TO BE DONE:
Make an exact copy of the lines below.

Dataset excerpt:

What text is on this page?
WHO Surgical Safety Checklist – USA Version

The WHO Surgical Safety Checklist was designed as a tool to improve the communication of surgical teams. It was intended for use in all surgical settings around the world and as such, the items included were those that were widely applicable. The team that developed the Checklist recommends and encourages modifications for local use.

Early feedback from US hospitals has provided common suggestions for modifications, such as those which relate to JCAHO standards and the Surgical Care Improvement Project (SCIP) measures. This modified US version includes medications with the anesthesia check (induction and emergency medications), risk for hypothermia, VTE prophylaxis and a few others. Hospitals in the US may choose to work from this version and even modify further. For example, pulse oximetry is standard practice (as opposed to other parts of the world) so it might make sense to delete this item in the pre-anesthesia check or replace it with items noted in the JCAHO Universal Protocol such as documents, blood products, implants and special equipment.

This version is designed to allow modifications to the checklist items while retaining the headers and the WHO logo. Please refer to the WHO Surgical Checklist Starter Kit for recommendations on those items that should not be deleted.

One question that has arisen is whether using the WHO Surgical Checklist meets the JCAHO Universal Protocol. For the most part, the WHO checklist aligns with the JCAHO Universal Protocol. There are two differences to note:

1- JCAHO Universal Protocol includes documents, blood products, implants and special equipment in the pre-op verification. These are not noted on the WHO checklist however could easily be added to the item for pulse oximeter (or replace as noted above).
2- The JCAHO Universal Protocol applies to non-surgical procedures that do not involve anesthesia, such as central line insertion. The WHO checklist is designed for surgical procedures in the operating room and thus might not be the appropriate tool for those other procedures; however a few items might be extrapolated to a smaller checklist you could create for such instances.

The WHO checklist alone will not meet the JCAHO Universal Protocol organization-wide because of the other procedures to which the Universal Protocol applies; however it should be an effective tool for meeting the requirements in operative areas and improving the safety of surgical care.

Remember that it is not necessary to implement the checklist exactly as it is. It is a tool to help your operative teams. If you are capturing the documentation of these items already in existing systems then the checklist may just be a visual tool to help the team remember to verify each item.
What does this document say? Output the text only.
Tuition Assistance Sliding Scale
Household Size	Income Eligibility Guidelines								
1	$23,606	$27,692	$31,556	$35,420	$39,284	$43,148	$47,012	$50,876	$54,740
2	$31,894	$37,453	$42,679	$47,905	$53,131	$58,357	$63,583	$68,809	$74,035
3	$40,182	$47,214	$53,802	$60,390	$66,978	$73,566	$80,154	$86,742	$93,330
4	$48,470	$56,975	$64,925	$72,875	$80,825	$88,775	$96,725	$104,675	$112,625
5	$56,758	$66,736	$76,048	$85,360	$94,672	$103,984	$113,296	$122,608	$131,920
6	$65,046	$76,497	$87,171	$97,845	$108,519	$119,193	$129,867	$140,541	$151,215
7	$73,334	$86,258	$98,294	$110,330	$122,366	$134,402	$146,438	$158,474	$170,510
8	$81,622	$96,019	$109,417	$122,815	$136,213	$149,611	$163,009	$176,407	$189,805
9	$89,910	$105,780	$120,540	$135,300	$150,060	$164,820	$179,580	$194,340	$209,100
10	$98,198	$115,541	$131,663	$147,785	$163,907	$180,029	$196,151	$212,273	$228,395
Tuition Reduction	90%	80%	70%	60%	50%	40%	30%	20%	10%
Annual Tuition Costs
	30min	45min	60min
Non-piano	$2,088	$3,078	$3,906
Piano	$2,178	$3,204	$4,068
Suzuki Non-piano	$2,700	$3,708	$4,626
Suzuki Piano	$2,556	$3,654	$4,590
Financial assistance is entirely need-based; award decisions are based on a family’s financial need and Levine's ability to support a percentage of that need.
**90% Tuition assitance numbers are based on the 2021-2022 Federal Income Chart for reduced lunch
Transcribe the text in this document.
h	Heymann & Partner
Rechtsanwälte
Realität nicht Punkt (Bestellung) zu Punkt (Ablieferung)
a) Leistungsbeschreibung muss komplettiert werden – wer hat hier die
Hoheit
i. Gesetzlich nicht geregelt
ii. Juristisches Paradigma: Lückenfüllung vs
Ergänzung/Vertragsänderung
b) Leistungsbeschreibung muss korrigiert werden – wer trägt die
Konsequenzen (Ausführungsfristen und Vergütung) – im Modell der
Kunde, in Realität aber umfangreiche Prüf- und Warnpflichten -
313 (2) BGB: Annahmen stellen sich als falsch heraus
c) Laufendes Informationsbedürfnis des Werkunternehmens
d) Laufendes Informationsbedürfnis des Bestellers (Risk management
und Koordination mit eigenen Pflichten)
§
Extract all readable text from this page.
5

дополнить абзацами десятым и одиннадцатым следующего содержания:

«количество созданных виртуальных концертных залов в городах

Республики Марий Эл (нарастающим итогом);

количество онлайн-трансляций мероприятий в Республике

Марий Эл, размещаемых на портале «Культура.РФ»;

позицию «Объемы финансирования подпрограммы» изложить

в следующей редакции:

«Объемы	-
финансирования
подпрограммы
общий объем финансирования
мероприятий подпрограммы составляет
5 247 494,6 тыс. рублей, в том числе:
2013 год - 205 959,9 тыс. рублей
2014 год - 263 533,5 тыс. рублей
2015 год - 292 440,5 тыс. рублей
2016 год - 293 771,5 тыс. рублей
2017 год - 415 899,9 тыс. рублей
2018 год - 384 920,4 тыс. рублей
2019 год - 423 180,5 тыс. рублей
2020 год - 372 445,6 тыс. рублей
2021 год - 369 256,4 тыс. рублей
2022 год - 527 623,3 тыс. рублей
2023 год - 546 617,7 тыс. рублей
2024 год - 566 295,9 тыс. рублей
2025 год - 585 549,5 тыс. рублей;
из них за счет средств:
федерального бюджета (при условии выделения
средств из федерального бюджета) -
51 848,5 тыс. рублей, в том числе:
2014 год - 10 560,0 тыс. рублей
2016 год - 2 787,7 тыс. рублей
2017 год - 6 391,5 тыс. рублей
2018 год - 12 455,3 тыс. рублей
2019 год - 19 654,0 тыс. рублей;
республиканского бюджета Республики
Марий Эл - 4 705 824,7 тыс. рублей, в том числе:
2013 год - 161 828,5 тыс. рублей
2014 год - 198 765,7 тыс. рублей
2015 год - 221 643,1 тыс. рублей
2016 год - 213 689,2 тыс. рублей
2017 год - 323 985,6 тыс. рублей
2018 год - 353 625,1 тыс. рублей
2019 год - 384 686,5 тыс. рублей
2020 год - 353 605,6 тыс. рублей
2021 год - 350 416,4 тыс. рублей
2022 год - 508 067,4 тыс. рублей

THE SOLUTION:
What text is on this page?
WHO Surgical Safety Checklist – USA Version

The WHO Surgical Safety Checklist was designed as a tool to improve the communication of surgical teams. It was intended for use in all surgical settings around the world and as such, the items included were those that were widely applicable. The team that developed the Checklist recommends and encourages modifications for local use.

Early feedback from US hospitals has provided common suggestions for modifications, such as those which relate to JCAHO standards and the Surgical Care Improvement Project (SCIP) measures. This modified US version includes medications with the anesthesia check (induction and emergency medications), risk for hypothermia, VTE prophylaxis and a few others. Hospitals in the US may choose to work from this version and even modify further. For example, pulse oximetry is standard practice (as opposed to other parts of the world) so it might make sense to delete this item in the pre-anesthesia check or replace it with items noted in the JCAHO Universal Protocol such as documents, blood products, implants and special equipment.

This version is designed to allow modifications to the checklist items while retaining the headers and the WHO logo. Please refer to the WHO Surgical Checklist Starter Kit for recommendations on those items that should not be deleted.

One question that has arisen is whether using the WHO Surgical Checklist meets the JCAHO Universal Protocol. For the most part, the WHO checklist aligns with the JCAHO Universal Protocol. There are two differences to note:

1- JCAHO Universal Protocol includes documents, blood products, implants and special equipment in the pre-op verification. These are not noted on the WHO checklist however could easily be added to the item for pulse oximeter (or replace as noted above).
2- The JCAHO Universal Protocol applies to non-surgical procedures that do not involve anesthesia, such as central line insertion. The WHO checklist is designed for surgical procedures in the operating room and thus might not be the appropriate tool for those other procedures; however a few items might be extrapolated to a smaller checklist you could create for such instances.

The WHO checklist alone will not meet the JCAHO Universal Protocol organization-wide because of the other procedures to which the Universal Protocol applies; however it should be an effective tool for meeting the requirements in operative areas and improving the safety of surgical care.

Remember that it is not necessary to implement the checklist exactly as it is. It is a tool to help your operative teams. If you are capturing the documentation of these items already in existing systems then the checklist may just be a visual tool to help the team remember to verify each item.
What does this document say? Output the text only.
Tuition Assistance Sliding Scale
Household Size	Income Eligibility Guidelines								
1	$23,606	$27,692	$31,556	$35,420	$39,284	$43,148	$47,012	$50,876	$54,740
2	$31,894	$37,453	$42,679	$47,905	$53,131	$58,357	$63,583	$68,809	$74,035
3	$40,182	$47,214	$53,802	$60,390	$66,978	$73,566	$80,154	$86,742	$93,330
4	$48,470	$56,975	$64,925	$72,875	$80,825	$88,775	$96,725	$104,675	$112,625
5	$56,758	$66,736	$76,048	$85,360	$94,672	$103,984	$113,296	$122,608	$131,920
6	$65,046	$76,497	$87,171	$97,845	$108,519	$119,193	$129,867	$140,541	$151,215
7	$73,334	$86,258	$98,294	$110,330	$122,366	$134,402	$146,438	$158,474	$170,510
8	$81,622	$96,019	$109,417	$122,815	$136,213	$149,611	$163,009	$176,407	$189,805
9	$89,910	$105,780	$120,540	$135,300	$150,060	$164,820	$179,580	$194,340	$209,100
10	$98,198	$115,541	$131,663	$147,785	$163,907	$180,029	$196,151	$212,273	$228,395
Tuition Reduction	90%	80%	70%	60%	50%	40%	30%	20%	10%
Annual Tuition Costs
	30min	45min	60min
Non-piano	$2,088	$3,078	$3,906
Piano	$2,178	$3,204	$4,068
Suzuki Non-piano	$2,700	$3,708	$4,626
Suzuki Piano	$2,556	$3,654	$4,590
Financial assistance is entirely need-based; award decisions are based on a family’s financial need and Levine's ability to support a percentage of that need.
**90% Tuition assitance numbers are based on the 2021-2022 Federal Income Chart for reduced lunch
Transcribe the text in this document.
h	Heymann & Partner
Rechtsanwälte
Realität nicht Punkt (Bestellung) zu Punkt (Ablieferung)
a) Leistungsbeschreibung muss komplettiert werden – wer hat hier die
Hoheit
i. Gesetzlich nicht geregelt
ii. Juristisches Paradigma: Lückenfüllung vs
Ergänzung/Vertragsänderung
b) Leistungsbeschreibung muss korrigiert werden – wer trägt die
Konsequenzen (Ausführungsfristen und Vergütung) – im Modell der
Kunde, in Realität aber umfangreiche Prüf- und Warnpflichten -
313 (2) BGB: Annahmen stellen sich als falsch heraus
c) Laufendes Informationsbedürfnis des Werkunternehmens
d) Laufendes Informationsbedürfnis des Bestellers (Risk management
und Koordination mit eigenen Pflichten)
§
Extract all readable text from this page.
5

дополнить абзацами десятым и одиннадцатым следующего содержания:

«количество созданных виртуальных концертных залов в городах

Республики Марий Эл (нарастающим итогом);

количество онлайн-трансляций мероприятий в Республике

Марий Эл, размещаемых на портале «Культура.РФ»;

позицию «Объемы финансирования подпрограммы» изложить

в следующей редакции:

«Объемы	-
финансирования
подпрограммы
общий объем финансирования
мероприятий подпрограммы составляет
5 247 494,6 тыс. рублей, в том числе:
2013 год - 205 959,9 тыс. рублей
2014 год - 263 533,5 тыс. рублей
2015 год - 292 440,5 тыс. рублей
2016 год - 293 771,5 тыс. рублей
2017 год - 415 899,9 тыс. рублей
2018 год - 384 920,4 тыс. рублей
2019 год - 423 180,5 тыс. рублей
2020 год - 372 445,6 тыс. рублей
2021 год - 369 256,4 тыс. рублей
2022 год - 527 623,3 тыс. рублей
2023 год - 546 617,7 тыс. рублей
2024 год - 566 295,9 тыс. рублей
2025 год - 585 549,5 тыс. рублей;
из них за счет средств:
федерального бюджета (при условии выделения
средств из федерального бюджета) -
51 848,5 тыс. рублей, в том числе:
2014 год - 10 560,0 тыс. рублей
2016 год - 2 787,7 тыс. рублей
2017 год - 6 391,5 тыс. рублей
2018 год - 12 455,3 тыс. рублей
2019 год - 19 654,0 тыс. рублей;
республиканского бюджета Республики
Марий Эл - 4 705 824,7 тыс. рублей, в том числе:
2013 год - 161 828,5 тыс. рублей
2014 год - 198 765,7 тыс. рублей
2015 год - 221 643,1 тыс. рублей
2016 год - 213 689,2 тыс. рублей
2017 год - 323 985,6 тыс. рублей
2018 год - 353 625,1 тыс. рублей
2019 год - 384 686,5 тыс. рублей
2020 год - 353 605,6 тыс. рублей
2021 год - 350 416,4 тыс. рублей
2022 год - 508 067,4 тыс. рублей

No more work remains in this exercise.